**Problem**
The answer is one number: how many lines in the data below hold "this".

(Collection entries)
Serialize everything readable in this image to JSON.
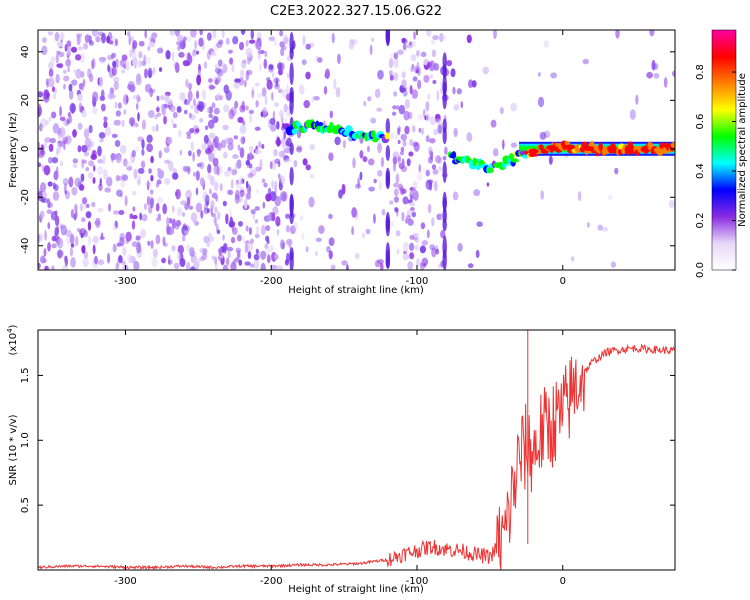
{
  "title": "C2E3.2022.327.15.06.G22",
  "chart_data": [
    {
      "type": "heatmap",
      "xlabel": "Height of straight line (km)",
      "ylabel": "Frequency (Hz)",
      "xlim": [
        -360,
        77
      ],
      "ylim": [
        -50,
        49
      ],
      "xticks": [
        -300,
        -200,
        -100,
        0
      ],
      "xtick_labels": [
        "-300",
        "-200",
        "-100",
        "0"
      ],
      "yticks": [
        -40,
        -20,
        0,
        20,
        40
      ],
      "ytick_labels": [
        "-40",
        "-20",
        "0",
        "20",
        "40"
      ],
      "colorbar": {
        "label": "Normalized spectral amplitude",
        "range": [
          0,
          0.97
        ],
        "ticks": [
          0.0,
          0.2,
          0.4,
          0.6,
          0.8
        ],
        "tick_labels": [
          "0.0",
          "0.2",
          "0.4",
          "0.6",
          "0.8"
        ],
        "colormap": [
          "#ffffff",
          "#e8d8f8",
          "#8a2be2",
          "#0000ff",
          "#00ffff",
          "#00ff00",
          "#ffff00",
          "#ff8000",
          "#ff0000",
          "#ff00a0"
        ]
      },
      "signal_track": [
        {
          "x": -190,
          "y": 8
        },
        {
          "x": -170,
          "y": 10
        },
        {
          "x": -150,
          "y": 7
        },
        {
          "x": -130,
          "y": 5
        },
        {
          "x": -120,
          "y": 5
        },
        {
          "x": -75,
          "y": -4
        },
        {
          "x": -60,
          "y": -6
        },
        {
          "x": -45,
          "y": -8
        },
        {
          "x": -30,
          "y": -3
        },
        {
          "x": -15,
          "y": 0
        },
        {
          "x": 0,
          "y": 1
        },
        {
          "x": 20,
          "y": 0
        },
        {
          "x": 77,
          "y": 0
        }
      ],
      "grid": false
    },
    {
      "type": "line",
      "xlabel": "Height of straight line (km)",
      "ylabel": "SNR (10 * v/v)",
      "y_multiplier_label": "(x10",
      "y_multiplier_exp": "4",
      "y_multiplier_close": ")",
      "xlim": [
        -360,
        77
      ],
      "ylim": [
        0,
        1.85
      ],
      "xticks": [
        -300,
        -200,
        -100,
        0
      ],
      "xtick_labels": [
        "-300",
        "-200",
        "-100",
        "0"
      ],
      "yticks": [
        0.5,
        1.0,
        1.5
      ],
      "ytick_labels": [
        "0.5",
        "1.0",
        "1.5"
      ],
      "series": [
        {
          "color": "#ee3333",
          "x": [
            -360,
            -340,
            -320,
            -300,
            -280,
            -260,
            -240,
            -220,
            -200,
            -180,
            -160,
            -140,
            -120,
            -110,
            -100,
            -90,
            -80,
            -70,
            -60,
            -50,
            -40,
            -35,
            -30,
            -25,
            -20,
            -15,
            -10,
            -5,
            0,
            10,
            20,
            30,
            40,
            50,
            60,
            77
          ],
          "y": [
            0.02,
            0.03,
            0.03,
            0.02,
            0.02,
            0.03,
            0.02,
            0.03,
            0.03,
            0.04,
            0.04,
            0.05,
            0.08,
            0.12,
            0.15,
            0.18,
            0.16,
            0.15,
            0.12,
            0.1,
            0.25,
            0.55,
            0.85,
            0.95,
            0.9,
            1.05,
            1.1,
            1.15,
            1.2,
            1.45,
            1.6,
            1.68,
            1.7,
            1.71,
            1.7,
            1.69
          ]
        }
      ],
      "grid": false
    }
  ]
}
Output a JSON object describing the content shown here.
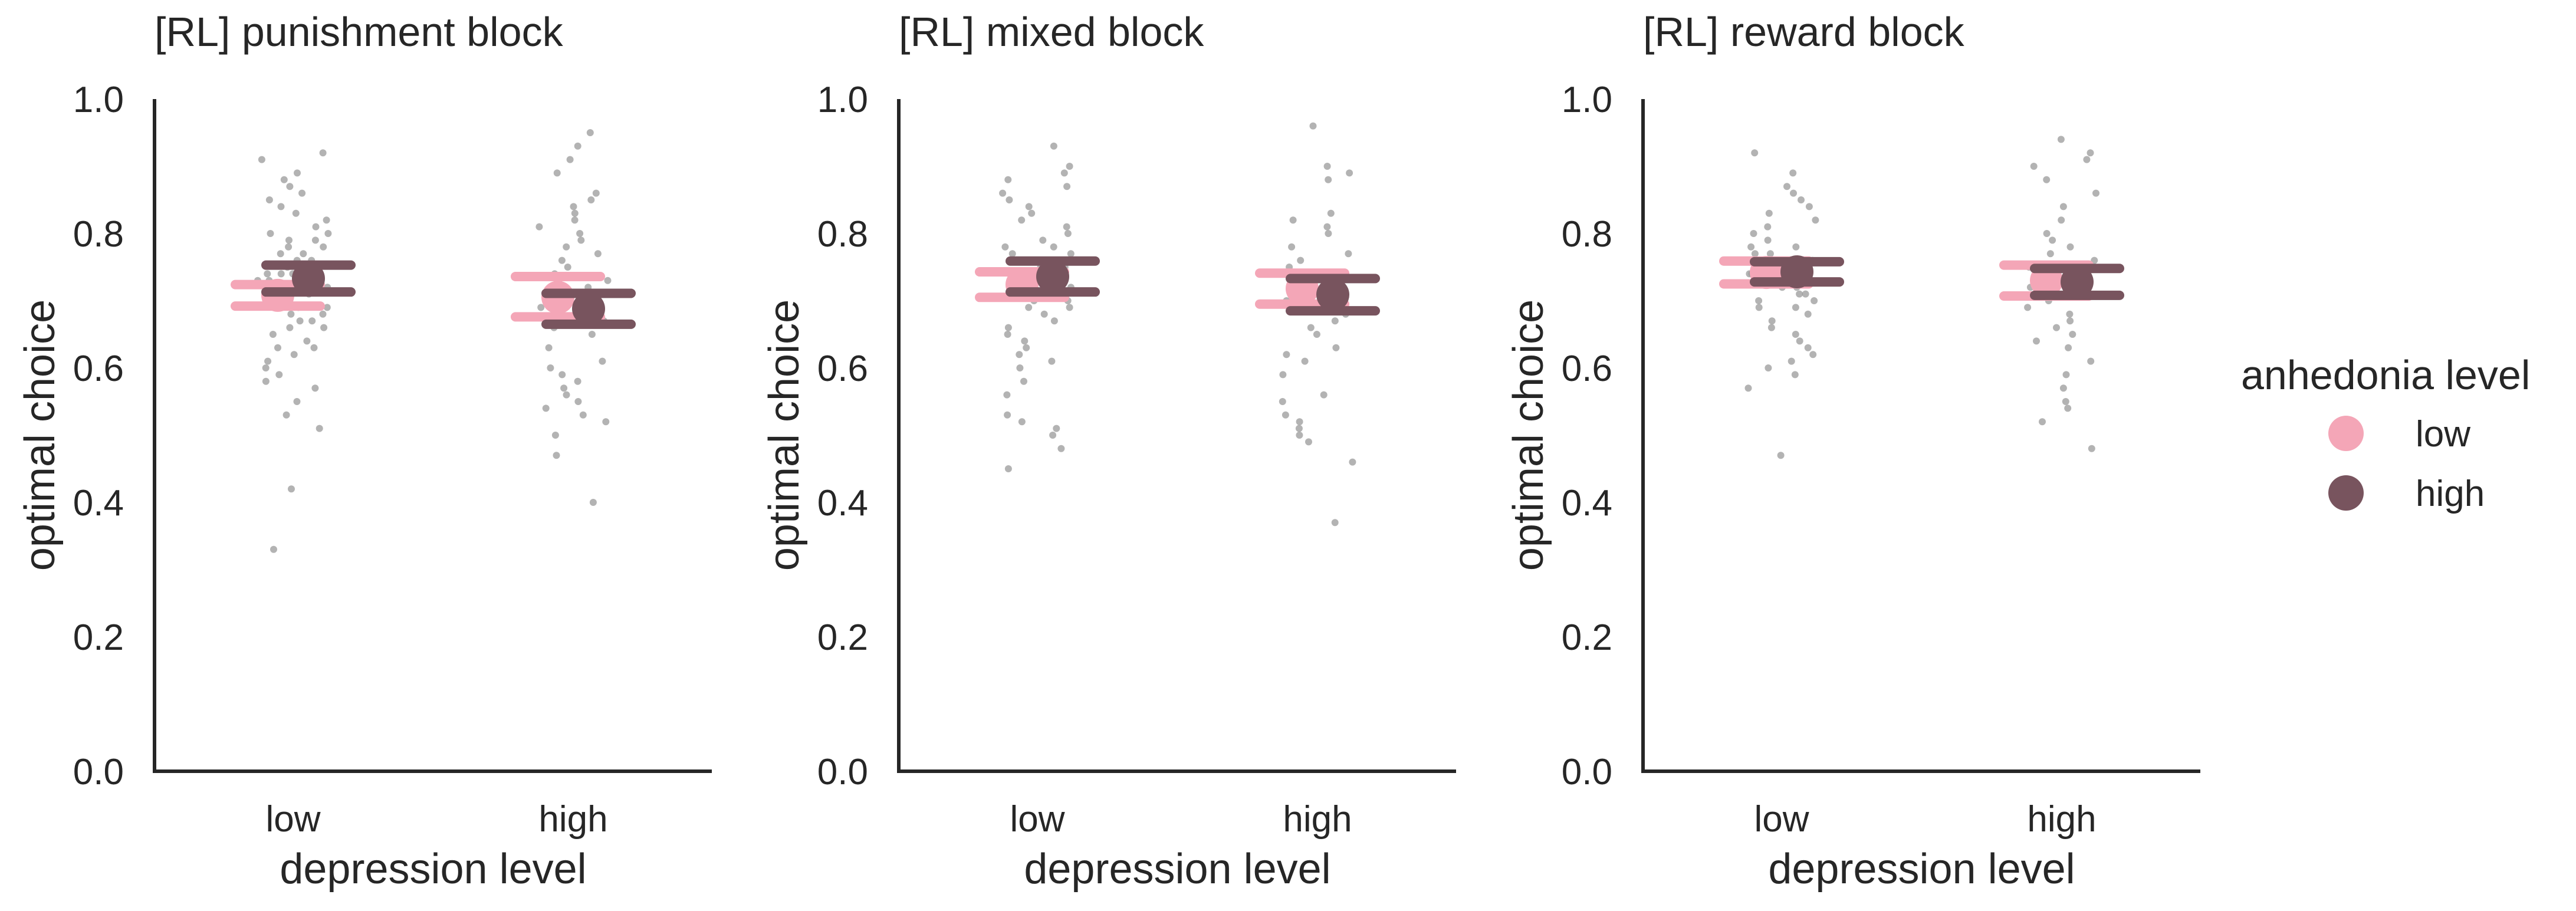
{
  "chart_data": [
    {
      "type": "scatter",
      "title": "[RL] punishment block",
      "xlabel": "depression level",
      "ylabel": "optimal choice",
      "categories": [
        "low",
        "high"
      ],
      "ylim": [
        0,
        1
      ],
      "yticks": [
        "0.0",
        "0.2",
        "0.4",
        "0.6",
        "0.8",
        "1.0"
      ],
      "series": [
        {
          "name": "low",
          "color": "#f4a6b7",
          "means": [
            0.708,
            0.705
          ],
          "ci": [
            [
              0.692,
              0.724
            ],
            [
              0.676,
              0.736
            ]
          ]
        },
        {
          "name": "high",
          "color": "#78545e",
          "means": [
            0.733,
            0.688
          ],
          "ci": [
            [
              0.713,
              0.753
            ],
            [
              0.665,
              0.711
            ]
          ]
        }
      ],
      "points": [
        [
          0.92,
          0.91,
          0.89,
          0.88,
          0.87,
          0.86,
          0.85,
          0.84,
          0.83,
          0.82,
          0.81,
          0.8,
          0.8,
          0.79,
          0.79,
          0.78,
          0.78,
          0.77,
          0.77,
          0.76,
          0.76,
          0.75,
          0.75,
          0.74,
          0.74,
          0.74,
          0.73,
          0.73,
          0.72,
          0.72,
          0.71,
          0.71,
          0.7,
          0.7,
          0.69,
          0.69,
          0.68,
          0.68,
          0.67,
          0.67,
          0.66,
          0.66,
          0.65,
          0.64,
          0.63,
          0.63,
          0.62,
          0.61,
          0.6,
          0.59,
          0.58,
          0.57,
          0.55,
          0.53,
          0.51,
          0.42,
          0.33
        ],
        [
          0.95,
          0.93,
          0.91,
          0.89,
          0.86,
          0.85,
          0.84,
          0.83,
          0.82,
          0.81,
          0.8,
          0.79,
          0.78,
          0.77,
          0.76,
          0.75,
          0.74,
          0.73,
          0.72,
          0.71,
          0.7,
          0.69,
          0.68,
          0.67,
          0.66,
          0.65,
          0.63,
          0.61,
          0.6,
          0.59,
          0.58,
          0.57,
          0.56,
          0.55,
          0.54,
          0.53,
          0.52,
          0.5,
          0.47,
          0.4
        ]
      ]
    },
    {
      "type": "scatter",
      "title": "[RL] mixed block",
      "xlabel": "depression level",
      "ylabel": "optimal choice",
      "categories": [
        "low",
        "high"
      ],
      "ylim": [
        0,
        1
      ],
      "yticks": [
        "0.0",
        "0.2",
        "0.4",
        "0.6",
        "0.8",
        "1.0"
      ],
      "series": [
        {
          "name": "low",
          "color": "#f4a6b7",
          "means": [
            0.724,
            0.718
          ],
          "ci": [
            [
              0.705,
              0.743
            ],
            [
              0.695,
              0.741
            ]
          ]
        },
        {
          "name": "high",
          "color": "#78545e",
          "means": [
            0.736,
            0.709
          ],
          "ci": [
            [
              0.713,
              0.759
            ],
            [
              0.685,
              0.733
            ]
          ]
        }
      ],
      "points": [
        [
          0.93,
          0.9,
          0.89,
          0.88,
          0.87,
          0.86,
          0.85,
          0.84,
          0.83,
          0.82,
          0.81,
          0.8,
          0.79,
          0.78,
          0.78,
          0.77,
          0.77,
          0.76,
          0.76,
          0.75,
          0.75,
          0.74,
          0.74,
          0.73,
          0.73,
          0.72,
          0.72,
          0.71,
          0.71,
          0.7,
          0.7,
          0.69,
          0.69,
          0.68,
          0.67,
          0.66,
          0.65,
          0.64,
          0.63,
          0.62,
          0.61,
          0.6,
          0.58,
          0.56,
          0.53,
          0.52,
          0.51,
          0.5,
          0.48,
          0.45
        ],
        [
          0.96,
          0.9,
          0.89,
          0.88,
          0.83,
          0.82,
          0.81,
          0.8,
          0.78,
          0.77,
          0.76,
          0.75,
          0.74,
          0.73,
          0.72,
          0.71,
          0.7,
          0.69,
          0.68,
          0.67,
          0.66,
          0.65,
          0.63,
          0.62,
          0.61,
          0.59,
          0.56,
          0.55,
          0.53,
          0.52,
          0.51,
          0.5,
          0.49,
          0.46,
          0.37
        ]
      ]
    },
    {
      "type": "scatter",
      "title": "[RL] reward block",
      "xlabel": "depression level",
      "ylabel": "optimal choice",
      "categories": [
        "low",
        "high"
      ],
      "ylim": [
        0,
        1
      ],
      "yticks": [
        "0.0",
        "0.2",
        "0.4",
        "0.6",
        "0.8",
        "1.0"
      ],
      "series": [
        {
          "name": "low",
          "color": "#f4a6b7",
          "means": [
            0.742,
            0.73
          ],
          "ci": [
            [
              0.725,
              0.759
            ],
            [
              0.707,
              0.753
            ]
          ]
        },
        {
          "name": "high",
          "color": "#78545e",
          "means": [
            0.743,
            0.728
          ],
          "ci": [
            [
              0.728,
              0.758
            ],
            [
              0.708,
              0.748
            ]
          ]
        }
      ],
      "points": [
        [
          0.92,
          0.89,
          0.87,
          0.86,
          0.85,
          0.84,
          0.83,
          0.82,
          0.81,
          0.8,
          0.79,
          0.78,
          0.78,
          0.77,
          0.77,
          0.76,
          0.76,
          0.75,
          0.75,
          0.74,
          0.74,
          0.73,
          0.73,
          0.72,
          0.72,
          0.71,
          0.71,
          0.7,
          0.7,
          0.69,
          0.69,
          0.68,
          0.67,
          0.66,
          0.65,
          0.64,
          0.63,
          0.62,
          0.61,
          0.6,
          0.59,
          0.57,
          0.47
        ],
        [
          0.94,
          0.92,
          0.91,
          0.9,
          0.88,
          0.86,
          0.84,
          0.82,
          0.8,
          0.79,
          0.78,
          0.77,
          0.76,
          0.75,
          0.74,
          0.73,
          0.72,
          0.71,
          0.7,
          0.69,
          0.68,
          0.67,
          0.66,
          0.65,
          0.64,
          0.63,
          0.61,
          0.59,
          0.57,
          0.55,
          0.54,
          0.52,
          0.48
        ]
      ]
    }
  ],
  "legend": {
    "title": "anhedonia level",
    "placement": "right",
    "items": [
      {
        "label": "low",
        "color": "#f4a6b7"
      },
      {
        "label": "high",
        "color": "#78545e"
      }
    ]
  }
}
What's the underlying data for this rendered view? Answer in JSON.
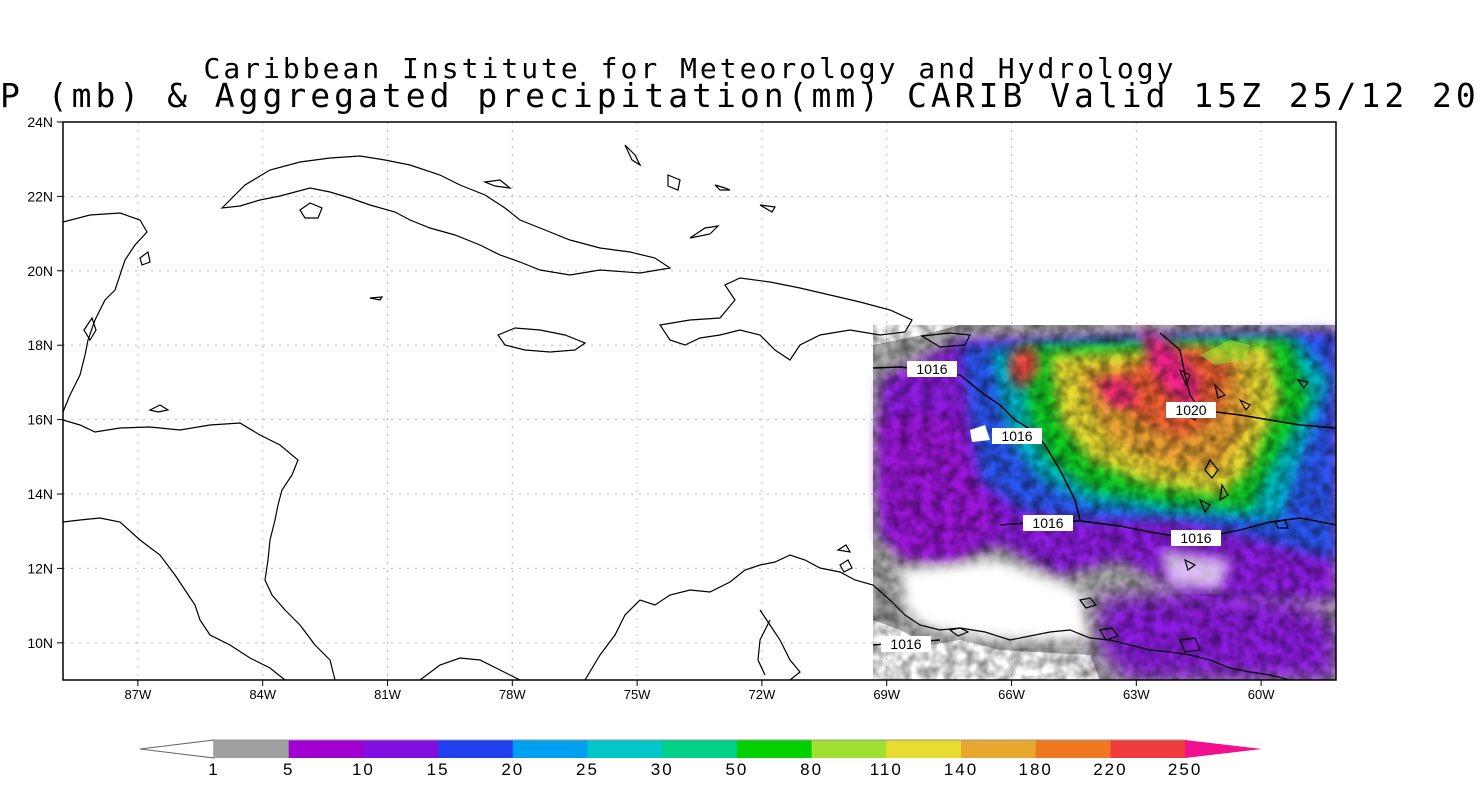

**Expected answer**
2